* **THE DATA**:
***

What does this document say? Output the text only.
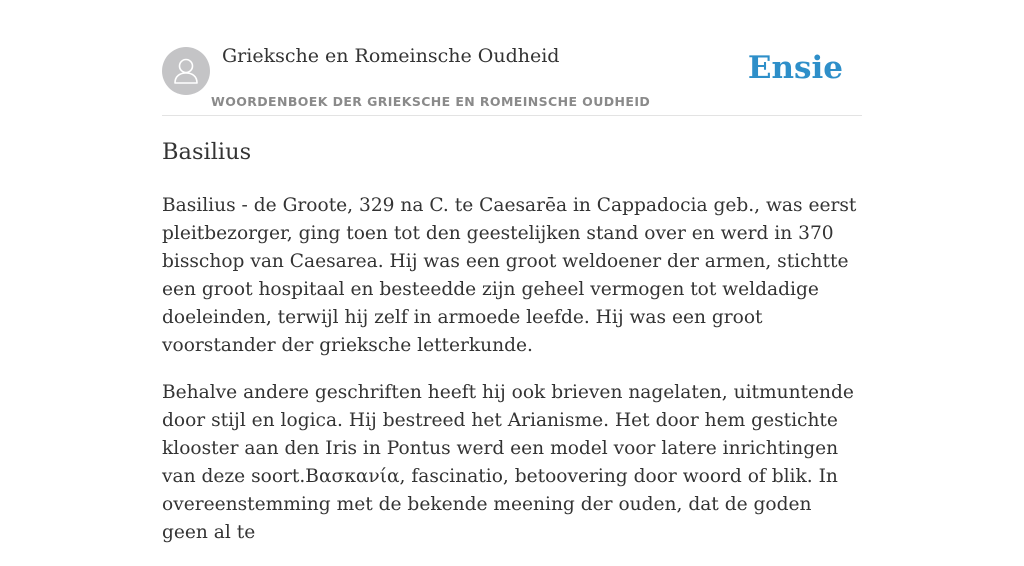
Grieksche en Romeinsche Oudheid
WOORDENBOEK DER GRIEKSCHE EN ROMEINSCHE OUDHEID
Ensie
Basilius

Basilius - de Groote, 329 na C. te Caesarēa in Cappadocia geb., was eerst pleitbezorger, ging toen tot den geestelijken stand over en werd in 370 bisschop van Caesarea. Hij was een groot weldoener der armen, stichtte een groot hospitaal en besteedde zijn geheel vermogen tot weldadige doeleinden, terwijl hij zelf in armoede leefde. Hij was een groot voorstander der grieksche letterkunde.

Behalve andere geschriften heeft hij ook brieven nagelaten, uitmuntende door stijl en logica. Hij bestreed het Arianisme. Het door hem gestichte klooster aan den Iris in Pontus werd een model voor latere inrichtingen van deze soort.Βασκανία, fascinatio, betoovering door woord of blik. In overeenstemming met de bekende meening der ouden, dat de goden geen al te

***

* **GIVEN PROBLEM**: Transcribe the whole listing exactly. Pictures stay out of your copy.

* **THE RESULT**:
What does this document say? Output the text only.
Grieksche en Romeinsche Oudheid
WOORDENBOEK DER GRIEKSCHE EN ROMEINSCHE OUDHEID
Ensie
Basilius

Basilius - de Groote, 329 na C. te Caesarēa in Cappadocia geb., was eerst pleitbezorger, ging toen tot den geestelijken stand over en werd in 370 bisschop van Caesarea. Hij was een groot weldoener der armen, stichtte een groot hospitaal en besteedde zijn geheel vermogen tot weldadige doeleinden, terwijl hij zelf in armoede leefde. Hij was een groot voorstander der grieksche letterkunde.

Behalve andere geschriften heeft hij ook brieven nagelaten, uitmuntende door stijl en logica. Hij bestreed het Arianisme. Het door hem gestichte klooster aan den Iris in Pontus werd een model voor latere inrichtingen van deze soort.Βασκανία, fascinatio, betoovering door woord of blik. In overeenstemming met de bekende meening der ouden, dat de goden geen al te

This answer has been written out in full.